──────── Entries provided ────────

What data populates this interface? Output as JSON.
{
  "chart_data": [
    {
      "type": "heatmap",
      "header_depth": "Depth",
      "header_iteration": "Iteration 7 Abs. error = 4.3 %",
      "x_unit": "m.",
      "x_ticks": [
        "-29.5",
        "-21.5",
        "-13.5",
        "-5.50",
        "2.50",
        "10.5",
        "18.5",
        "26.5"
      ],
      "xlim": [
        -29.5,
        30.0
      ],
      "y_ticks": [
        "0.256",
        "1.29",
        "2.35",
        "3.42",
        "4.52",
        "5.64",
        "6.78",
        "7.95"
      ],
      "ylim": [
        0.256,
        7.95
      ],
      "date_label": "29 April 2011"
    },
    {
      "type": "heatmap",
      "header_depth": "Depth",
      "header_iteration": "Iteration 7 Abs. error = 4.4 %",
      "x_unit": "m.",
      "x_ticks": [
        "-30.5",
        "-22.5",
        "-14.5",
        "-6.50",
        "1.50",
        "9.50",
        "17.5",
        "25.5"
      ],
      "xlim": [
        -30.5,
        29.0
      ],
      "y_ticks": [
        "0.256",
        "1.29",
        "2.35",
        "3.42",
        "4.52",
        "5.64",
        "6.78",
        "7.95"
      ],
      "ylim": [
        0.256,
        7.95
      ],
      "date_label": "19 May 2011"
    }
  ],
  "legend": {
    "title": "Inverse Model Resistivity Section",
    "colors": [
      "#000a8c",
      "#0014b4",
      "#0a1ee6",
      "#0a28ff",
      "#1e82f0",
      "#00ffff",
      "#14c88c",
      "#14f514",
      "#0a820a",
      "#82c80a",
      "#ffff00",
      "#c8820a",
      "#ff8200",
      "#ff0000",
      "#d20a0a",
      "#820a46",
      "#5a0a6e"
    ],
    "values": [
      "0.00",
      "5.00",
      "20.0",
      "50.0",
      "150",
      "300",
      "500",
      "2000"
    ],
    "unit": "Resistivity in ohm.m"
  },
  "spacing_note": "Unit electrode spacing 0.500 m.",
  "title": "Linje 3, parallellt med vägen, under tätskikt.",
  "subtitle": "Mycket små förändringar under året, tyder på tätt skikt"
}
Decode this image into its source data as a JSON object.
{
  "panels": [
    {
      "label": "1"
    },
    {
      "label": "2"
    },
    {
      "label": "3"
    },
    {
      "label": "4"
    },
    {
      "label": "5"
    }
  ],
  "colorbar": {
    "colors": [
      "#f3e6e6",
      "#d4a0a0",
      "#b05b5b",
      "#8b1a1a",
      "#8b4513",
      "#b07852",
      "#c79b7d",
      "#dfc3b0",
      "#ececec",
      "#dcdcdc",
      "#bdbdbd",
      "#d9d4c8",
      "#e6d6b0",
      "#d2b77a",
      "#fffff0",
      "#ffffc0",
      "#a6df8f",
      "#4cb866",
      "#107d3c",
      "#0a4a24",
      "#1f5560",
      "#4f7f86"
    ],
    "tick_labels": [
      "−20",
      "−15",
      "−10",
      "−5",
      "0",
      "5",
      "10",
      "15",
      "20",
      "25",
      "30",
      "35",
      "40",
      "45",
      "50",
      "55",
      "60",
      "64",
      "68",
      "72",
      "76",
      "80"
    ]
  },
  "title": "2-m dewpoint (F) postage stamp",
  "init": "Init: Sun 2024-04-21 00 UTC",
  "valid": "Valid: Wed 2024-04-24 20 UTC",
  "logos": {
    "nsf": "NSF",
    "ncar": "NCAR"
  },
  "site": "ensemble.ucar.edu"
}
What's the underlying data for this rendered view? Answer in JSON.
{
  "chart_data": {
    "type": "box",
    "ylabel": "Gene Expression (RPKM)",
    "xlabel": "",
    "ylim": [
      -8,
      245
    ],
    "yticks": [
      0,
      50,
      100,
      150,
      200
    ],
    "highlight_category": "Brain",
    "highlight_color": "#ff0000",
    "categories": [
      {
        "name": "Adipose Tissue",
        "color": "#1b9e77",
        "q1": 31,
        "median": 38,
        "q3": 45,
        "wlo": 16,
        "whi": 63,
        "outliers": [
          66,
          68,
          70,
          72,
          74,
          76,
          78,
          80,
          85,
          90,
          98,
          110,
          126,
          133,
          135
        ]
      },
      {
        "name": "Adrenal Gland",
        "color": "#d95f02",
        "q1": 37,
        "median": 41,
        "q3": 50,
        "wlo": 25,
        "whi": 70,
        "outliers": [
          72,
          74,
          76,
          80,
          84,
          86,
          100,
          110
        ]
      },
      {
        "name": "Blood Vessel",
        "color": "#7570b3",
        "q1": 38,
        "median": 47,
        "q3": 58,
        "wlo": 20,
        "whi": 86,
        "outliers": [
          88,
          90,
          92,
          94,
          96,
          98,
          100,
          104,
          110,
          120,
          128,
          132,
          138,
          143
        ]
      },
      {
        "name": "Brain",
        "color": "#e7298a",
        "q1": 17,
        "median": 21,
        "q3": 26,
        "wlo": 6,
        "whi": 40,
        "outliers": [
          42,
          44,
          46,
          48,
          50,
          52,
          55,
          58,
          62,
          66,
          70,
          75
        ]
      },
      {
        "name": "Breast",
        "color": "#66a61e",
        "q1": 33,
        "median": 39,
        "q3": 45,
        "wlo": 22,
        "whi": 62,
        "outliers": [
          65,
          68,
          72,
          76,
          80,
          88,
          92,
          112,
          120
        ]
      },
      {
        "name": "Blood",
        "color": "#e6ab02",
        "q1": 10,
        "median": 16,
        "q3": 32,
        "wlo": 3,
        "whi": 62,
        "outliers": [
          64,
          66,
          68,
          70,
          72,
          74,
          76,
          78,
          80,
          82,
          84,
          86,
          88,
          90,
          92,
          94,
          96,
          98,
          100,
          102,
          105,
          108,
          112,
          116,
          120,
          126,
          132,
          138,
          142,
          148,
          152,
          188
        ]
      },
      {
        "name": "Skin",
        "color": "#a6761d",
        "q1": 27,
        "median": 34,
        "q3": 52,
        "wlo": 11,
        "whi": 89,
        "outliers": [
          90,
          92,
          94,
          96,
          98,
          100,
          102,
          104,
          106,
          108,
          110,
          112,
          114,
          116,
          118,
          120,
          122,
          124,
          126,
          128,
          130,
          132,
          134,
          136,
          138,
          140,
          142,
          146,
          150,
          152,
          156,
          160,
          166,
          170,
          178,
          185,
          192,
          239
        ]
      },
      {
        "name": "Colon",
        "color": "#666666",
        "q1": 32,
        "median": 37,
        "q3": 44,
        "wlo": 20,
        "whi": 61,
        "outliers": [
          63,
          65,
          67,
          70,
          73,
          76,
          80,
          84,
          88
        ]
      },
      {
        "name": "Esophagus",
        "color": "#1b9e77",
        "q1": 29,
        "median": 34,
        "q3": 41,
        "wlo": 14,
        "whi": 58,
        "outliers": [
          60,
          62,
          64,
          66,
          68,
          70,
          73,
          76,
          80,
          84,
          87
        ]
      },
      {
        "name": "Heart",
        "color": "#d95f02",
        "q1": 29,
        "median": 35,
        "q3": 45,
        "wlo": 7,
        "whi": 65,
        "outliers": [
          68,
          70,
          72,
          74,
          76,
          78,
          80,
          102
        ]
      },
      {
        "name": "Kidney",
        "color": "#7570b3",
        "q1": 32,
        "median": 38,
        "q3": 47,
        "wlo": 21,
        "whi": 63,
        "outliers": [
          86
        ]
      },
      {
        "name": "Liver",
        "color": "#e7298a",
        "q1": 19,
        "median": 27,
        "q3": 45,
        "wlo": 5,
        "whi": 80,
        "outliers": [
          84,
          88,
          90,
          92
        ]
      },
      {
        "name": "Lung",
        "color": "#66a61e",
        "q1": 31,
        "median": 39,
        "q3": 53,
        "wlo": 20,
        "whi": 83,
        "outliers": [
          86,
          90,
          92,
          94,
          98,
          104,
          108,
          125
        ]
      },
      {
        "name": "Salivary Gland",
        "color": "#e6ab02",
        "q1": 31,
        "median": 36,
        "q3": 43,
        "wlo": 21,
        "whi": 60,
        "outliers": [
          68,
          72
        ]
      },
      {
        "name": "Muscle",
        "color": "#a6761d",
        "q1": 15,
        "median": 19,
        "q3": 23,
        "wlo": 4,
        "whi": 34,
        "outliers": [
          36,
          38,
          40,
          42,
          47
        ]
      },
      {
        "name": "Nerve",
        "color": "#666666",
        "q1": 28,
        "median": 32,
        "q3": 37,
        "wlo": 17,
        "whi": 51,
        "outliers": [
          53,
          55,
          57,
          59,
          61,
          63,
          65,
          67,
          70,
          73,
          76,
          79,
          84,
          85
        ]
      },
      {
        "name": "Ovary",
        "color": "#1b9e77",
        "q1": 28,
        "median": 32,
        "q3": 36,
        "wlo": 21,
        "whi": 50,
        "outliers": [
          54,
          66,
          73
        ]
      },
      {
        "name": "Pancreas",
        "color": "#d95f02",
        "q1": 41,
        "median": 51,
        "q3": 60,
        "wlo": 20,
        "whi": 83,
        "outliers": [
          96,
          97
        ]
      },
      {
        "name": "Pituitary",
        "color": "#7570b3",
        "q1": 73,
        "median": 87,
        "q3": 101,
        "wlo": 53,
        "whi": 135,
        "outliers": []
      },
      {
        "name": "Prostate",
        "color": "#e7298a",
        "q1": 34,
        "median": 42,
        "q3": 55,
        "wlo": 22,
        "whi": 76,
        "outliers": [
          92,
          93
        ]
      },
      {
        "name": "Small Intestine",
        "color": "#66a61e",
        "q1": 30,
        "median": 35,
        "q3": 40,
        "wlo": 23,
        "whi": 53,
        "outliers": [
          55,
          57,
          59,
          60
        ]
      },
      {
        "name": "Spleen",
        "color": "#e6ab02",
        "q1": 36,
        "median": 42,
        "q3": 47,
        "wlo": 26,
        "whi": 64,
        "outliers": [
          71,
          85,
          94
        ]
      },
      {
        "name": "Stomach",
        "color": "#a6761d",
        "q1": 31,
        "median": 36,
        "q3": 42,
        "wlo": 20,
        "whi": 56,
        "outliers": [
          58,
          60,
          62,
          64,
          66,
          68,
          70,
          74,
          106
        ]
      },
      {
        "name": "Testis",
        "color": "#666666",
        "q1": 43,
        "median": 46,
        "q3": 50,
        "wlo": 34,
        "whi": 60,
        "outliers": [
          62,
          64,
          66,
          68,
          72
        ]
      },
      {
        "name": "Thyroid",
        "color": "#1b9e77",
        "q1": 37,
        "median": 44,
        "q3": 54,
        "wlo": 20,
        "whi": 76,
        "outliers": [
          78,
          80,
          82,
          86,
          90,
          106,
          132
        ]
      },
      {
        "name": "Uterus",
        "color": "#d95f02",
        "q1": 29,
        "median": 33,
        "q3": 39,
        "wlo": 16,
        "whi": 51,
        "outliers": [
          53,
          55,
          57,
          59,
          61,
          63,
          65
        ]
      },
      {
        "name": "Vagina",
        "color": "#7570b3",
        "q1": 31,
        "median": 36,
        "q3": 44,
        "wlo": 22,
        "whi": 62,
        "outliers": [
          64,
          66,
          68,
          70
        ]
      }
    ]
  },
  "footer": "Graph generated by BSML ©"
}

────────

◆ **Set problem**: Go through the material and select each line with the string "JSON" in it.

◆ **Correct answer**:
What data populates this interface? Output as JSON.
Decode this image into its source data as a JSON object.
What's the underlying data for this rendered view? Answer in JSON.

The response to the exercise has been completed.